2009年11月16日 00時54分34秒 | 読む
犬身

松浦理英子 著

朝日新聞社 刊

2007年 発行、 2008年 第三刷 505ページ


私は松浦理英子や笙野頼子のいい読者とはいえない。 読中いつもどこかで違和感を覚え、その違和感に惹かれて読み続けるものの、時にはもう堪らないな、と放り投げたりするような種類の読者だ。 ただ、この人たちは、余りにも凡庸な作家たちで満ち満ちた出版界の中で純文学を支える最良部分の作家であるから放り投げた作品もそのあとゴソゴソと拾い集め、改めて読み直し、またぞろ行を追うことになるのだ。

▸ 提供情報:
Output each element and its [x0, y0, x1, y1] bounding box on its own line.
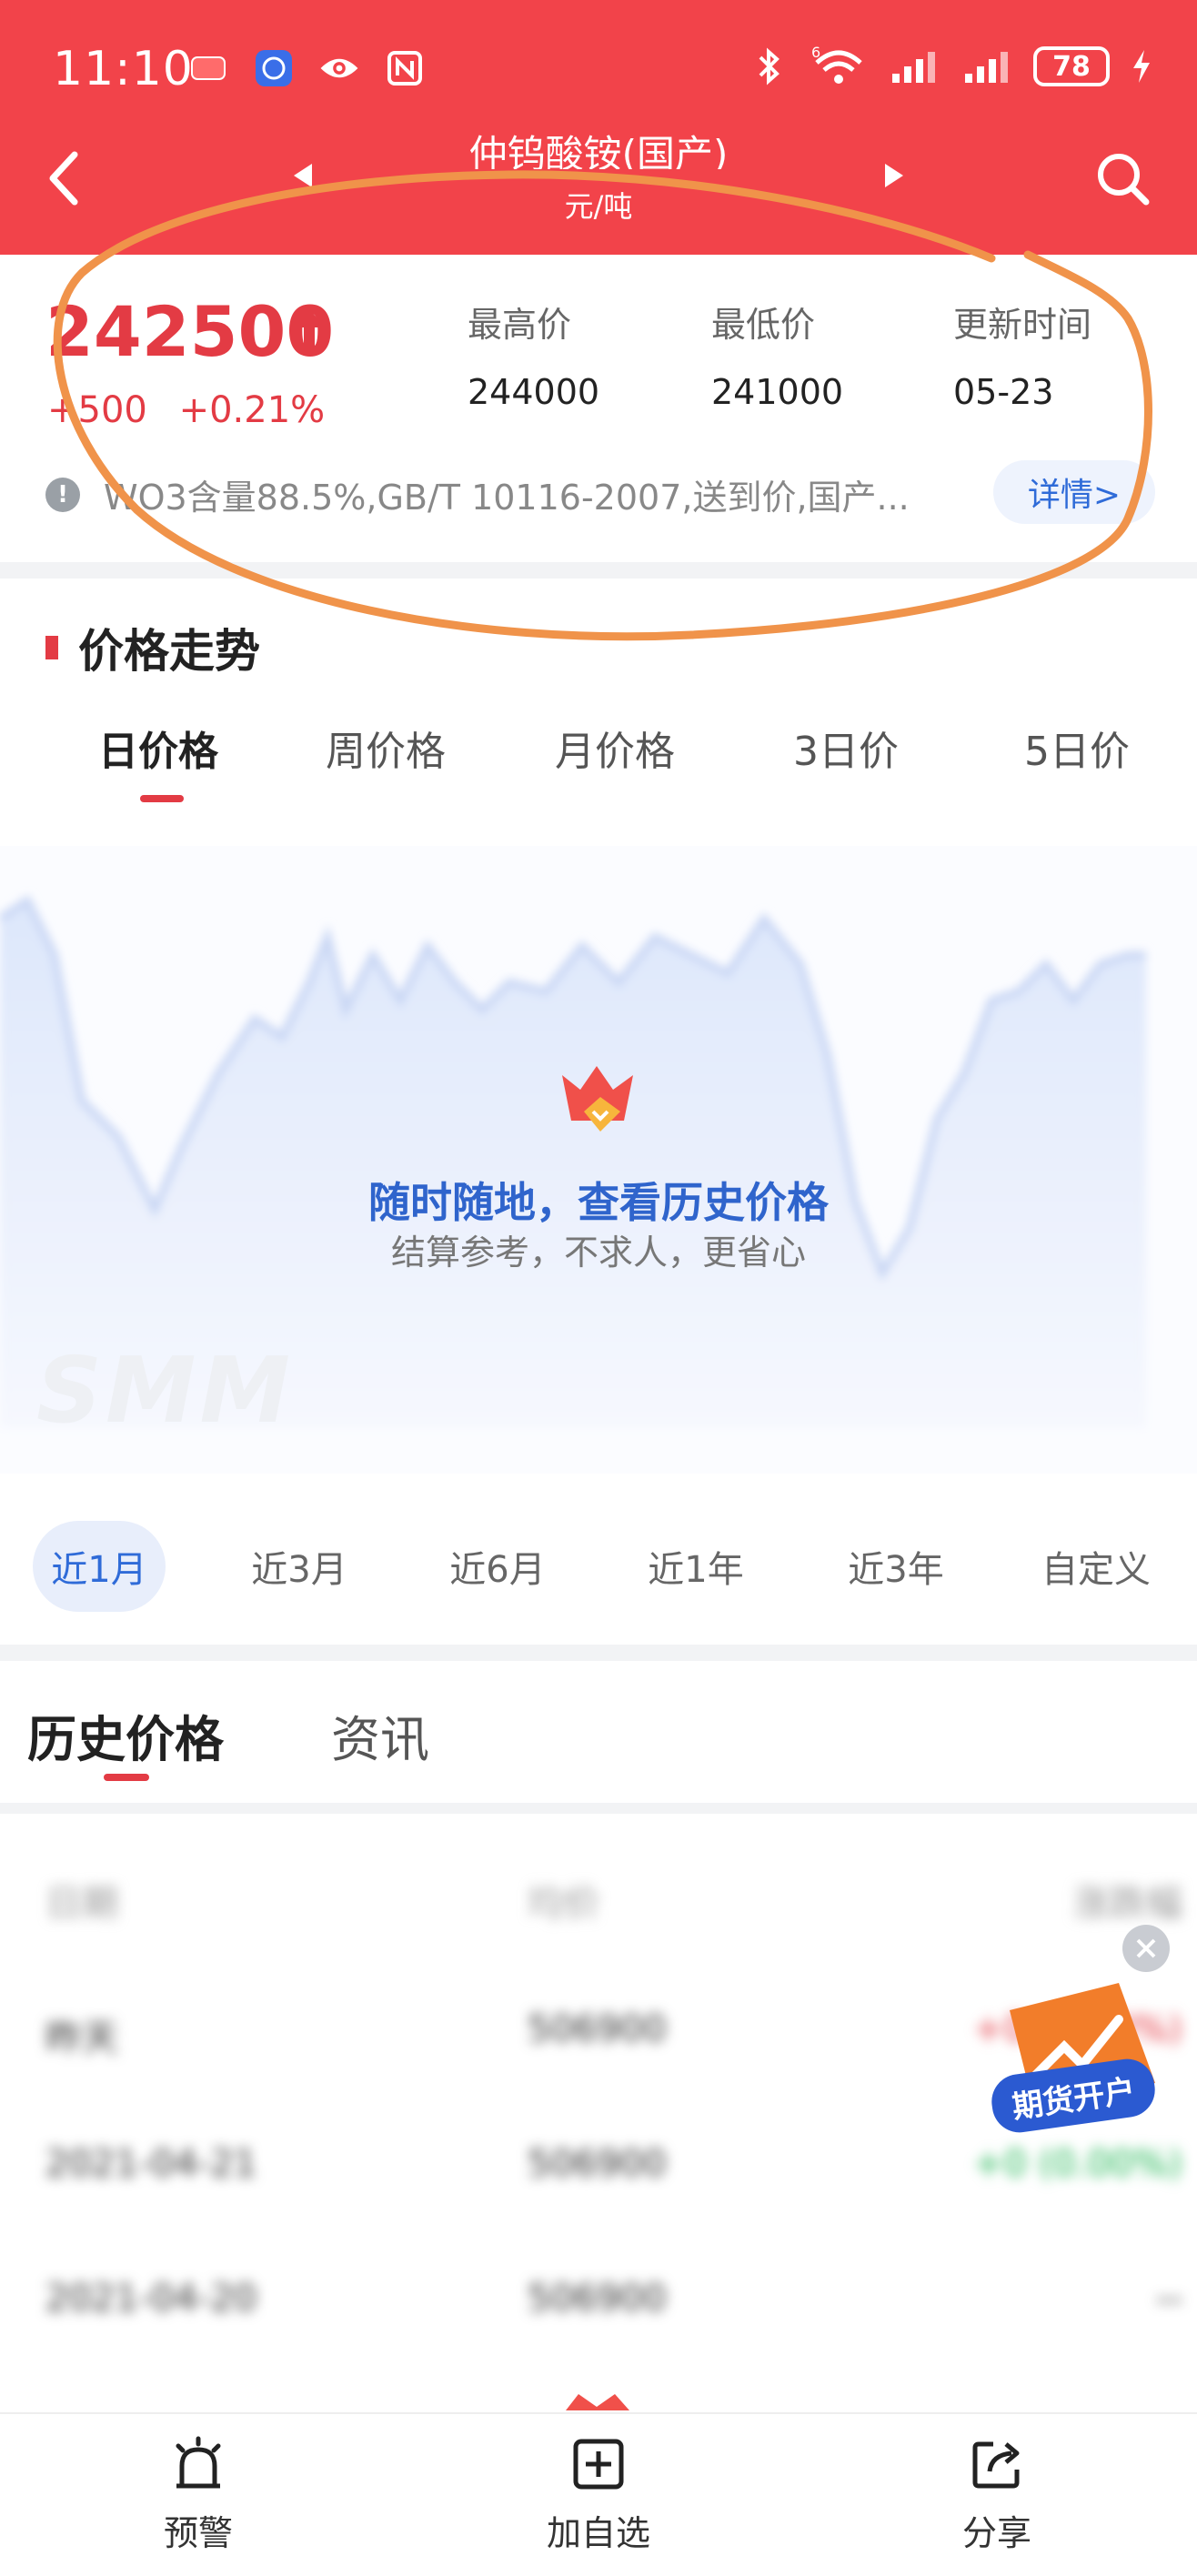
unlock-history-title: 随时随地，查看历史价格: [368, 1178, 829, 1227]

▸ 課題: 松浦理英子『犬身』の書評を、最後の一文のあとから書き継いでください。 ここにある行は使わなくてかまいません。

▸ 結果:
「親指Pの修行時代」上下を手にしたのは94年ごろだっただろうし、それを読了したのかどうかの記憶もない。 もともと想像力に乏しく、SF物には食指が動かず、理屈が見え始めればあくびが出る。 好色であるから官能物は好むし、性の世界には昔ほどではないけれど未だに興味を持ち続けている。 たとえば学生のときにかつては官能の禁書といわれたから興味をもったサドのジュスティーヌの話、悪徳の栄えを読み、その権力に対する嫌悪や官能よりも哲学的な言説に惹かれ、性の或る局面に目を啓かれた思いもある。 

性に関して、もし、足の親指がペニスになってしまったら、、、というような昔のほら話にあるような、けれどそれが女の親指にだと、、、という話には興味があったものの、今も残る乏しい印象では、Pの物語はさまざまな性を巡るオデッセーの旅、女性性から性の両方の形を俯瞰するような構造であり、その直裁な描写に少々辟易したことと性急に走るようなところで放り出したのではなかったか、というような気がする。 何か消化できないようなことろがあったのかも知れないがそれが何だったのかその顛末の記憶も一切ない。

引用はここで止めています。